- [PROBLEM TO SOLVE]: Set down each entry from the block beneath, exactly as written.

- [RECORD EXCERPTS]:
============================================================
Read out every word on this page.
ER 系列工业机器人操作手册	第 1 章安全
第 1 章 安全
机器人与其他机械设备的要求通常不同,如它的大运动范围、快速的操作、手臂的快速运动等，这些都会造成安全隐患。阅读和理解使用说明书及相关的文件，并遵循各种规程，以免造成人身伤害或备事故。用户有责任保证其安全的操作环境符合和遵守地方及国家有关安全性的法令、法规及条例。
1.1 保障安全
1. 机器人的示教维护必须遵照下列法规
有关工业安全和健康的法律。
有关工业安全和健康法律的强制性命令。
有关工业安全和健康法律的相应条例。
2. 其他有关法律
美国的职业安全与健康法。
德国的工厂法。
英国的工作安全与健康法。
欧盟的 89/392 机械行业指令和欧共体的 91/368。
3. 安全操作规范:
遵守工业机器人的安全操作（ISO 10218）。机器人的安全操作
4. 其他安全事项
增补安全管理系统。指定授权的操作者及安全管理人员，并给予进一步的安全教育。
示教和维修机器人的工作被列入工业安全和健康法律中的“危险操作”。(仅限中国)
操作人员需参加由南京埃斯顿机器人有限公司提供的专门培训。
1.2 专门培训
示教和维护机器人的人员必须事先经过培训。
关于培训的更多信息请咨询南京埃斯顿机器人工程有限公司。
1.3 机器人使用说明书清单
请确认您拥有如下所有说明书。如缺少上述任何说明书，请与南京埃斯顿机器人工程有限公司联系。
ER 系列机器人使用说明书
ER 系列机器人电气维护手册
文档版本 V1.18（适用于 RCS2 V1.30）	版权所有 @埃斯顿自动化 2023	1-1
============================================================
- [SOLUTION TO THE PROBLEM]:
Read out every word on this page.
ER 系列工业机器人操作手册	第 1 章安全
第 1 章 安全
机器人与其他机械设备的要求通常不同,如它的大运动范围、快速的操作、手臂的快速运动等，这些都会造成安全隐患。阅读和理解使用说明书及相关的文件，并遵循各种规程，以免造成人身伤害或备事故。用户有责任保证其安全的操作环境符合和遵守地方及国家有关安全性的法令、法规及条例。
1.1 保障安全
1. 机器人的示教维护必须遵照下列法规
有关工业安全和健康的法律。
有关工业安全和健康法律的强制性命令。
有关工业安全和健康法律的相应条例。
2. 其他有关法律
美国的职业安全与健康法。
德国的工厂法。
英国的工作安全与健康法。
欧盟的 89/392 机械行业指令和欧共体的 91/368。
3. 安全操作规范:
遵守工业机器人的安全操作（ISO 10218）。机器人的安全操作
4. 其他安全事项
增补安全管理系统。指定授权的操作者及安全管理人员，并给予进一步的安全教育。
示教和维修机器人的工作被列入工业安全和健康法律中的“危险操作”。(仅限中国)
操作人员需参加由南京埃斯顿机器人有限公司提供的专门培训。
1.2 专门培训
示教和维护机器人的人员必须事先经过培训。
关于培训的更多信息请咨询南京埃斯顿机器人工程有限公司。
1.3 机器人使用说明书清单
请确认您拥有如下所有说明书。如缺少上述任何说明书，请与南京埃斯顿机器人工程有限公司联系。
ER 系列机器人使用说明书
ER 系列机器人电气维护手册
文档版本 V1.18（适用于 RCS2 V1.30）	版权所有 @埃斯顿自动化 2023	1-1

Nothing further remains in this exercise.